__Aim of the task__:
Search the data below for the word "Held" and copy each line that holds it.

__Supplied data__:
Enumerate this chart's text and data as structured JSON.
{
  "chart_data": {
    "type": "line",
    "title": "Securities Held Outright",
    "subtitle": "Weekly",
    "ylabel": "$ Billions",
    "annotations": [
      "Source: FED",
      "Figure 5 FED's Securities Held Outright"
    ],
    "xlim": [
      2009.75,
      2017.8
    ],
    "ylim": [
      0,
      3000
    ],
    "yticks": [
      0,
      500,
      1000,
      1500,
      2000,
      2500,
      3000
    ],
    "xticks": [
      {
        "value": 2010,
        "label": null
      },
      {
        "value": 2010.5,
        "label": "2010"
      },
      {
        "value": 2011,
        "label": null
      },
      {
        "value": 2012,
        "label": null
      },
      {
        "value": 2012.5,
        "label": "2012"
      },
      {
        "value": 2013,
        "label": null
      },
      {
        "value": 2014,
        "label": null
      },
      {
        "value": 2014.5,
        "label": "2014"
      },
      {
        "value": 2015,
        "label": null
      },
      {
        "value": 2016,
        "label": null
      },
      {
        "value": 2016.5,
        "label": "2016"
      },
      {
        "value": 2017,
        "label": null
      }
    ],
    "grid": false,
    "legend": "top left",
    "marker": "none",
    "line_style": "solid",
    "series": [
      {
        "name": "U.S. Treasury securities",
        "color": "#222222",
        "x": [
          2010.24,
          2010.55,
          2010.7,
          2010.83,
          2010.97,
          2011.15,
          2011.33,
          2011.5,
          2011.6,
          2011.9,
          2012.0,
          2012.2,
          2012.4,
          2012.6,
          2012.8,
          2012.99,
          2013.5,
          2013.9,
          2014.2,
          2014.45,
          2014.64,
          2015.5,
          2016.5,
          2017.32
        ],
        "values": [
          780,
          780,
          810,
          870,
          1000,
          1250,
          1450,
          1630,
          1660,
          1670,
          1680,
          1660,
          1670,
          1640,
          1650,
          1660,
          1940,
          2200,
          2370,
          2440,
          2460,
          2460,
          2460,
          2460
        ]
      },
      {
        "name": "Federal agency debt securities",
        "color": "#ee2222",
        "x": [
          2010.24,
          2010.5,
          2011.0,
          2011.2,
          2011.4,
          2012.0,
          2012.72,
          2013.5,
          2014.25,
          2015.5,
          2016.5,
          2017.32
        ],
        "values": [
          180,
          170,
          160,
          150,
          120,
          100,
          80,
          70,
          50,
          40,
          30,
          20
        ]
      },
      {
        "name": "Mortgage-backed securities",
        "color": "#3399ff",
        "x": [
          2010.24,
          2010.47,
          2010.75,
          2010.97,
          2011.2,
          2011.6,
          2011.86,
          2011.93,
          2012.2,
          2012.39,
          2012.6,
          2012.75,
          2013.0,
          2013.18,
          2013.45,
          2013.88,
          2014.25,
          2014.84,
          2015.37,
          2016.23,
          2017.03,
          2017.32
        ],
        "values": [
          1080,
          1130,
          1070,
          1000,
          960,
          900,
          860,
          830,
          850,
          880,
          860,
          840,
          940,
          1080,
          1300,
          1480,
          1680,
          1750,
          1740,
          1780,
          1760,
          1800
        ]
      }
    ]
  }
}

__Complete output__:
    "title": "Securities Held Outright",
      "Figure 5 FED's Securities Held Outright"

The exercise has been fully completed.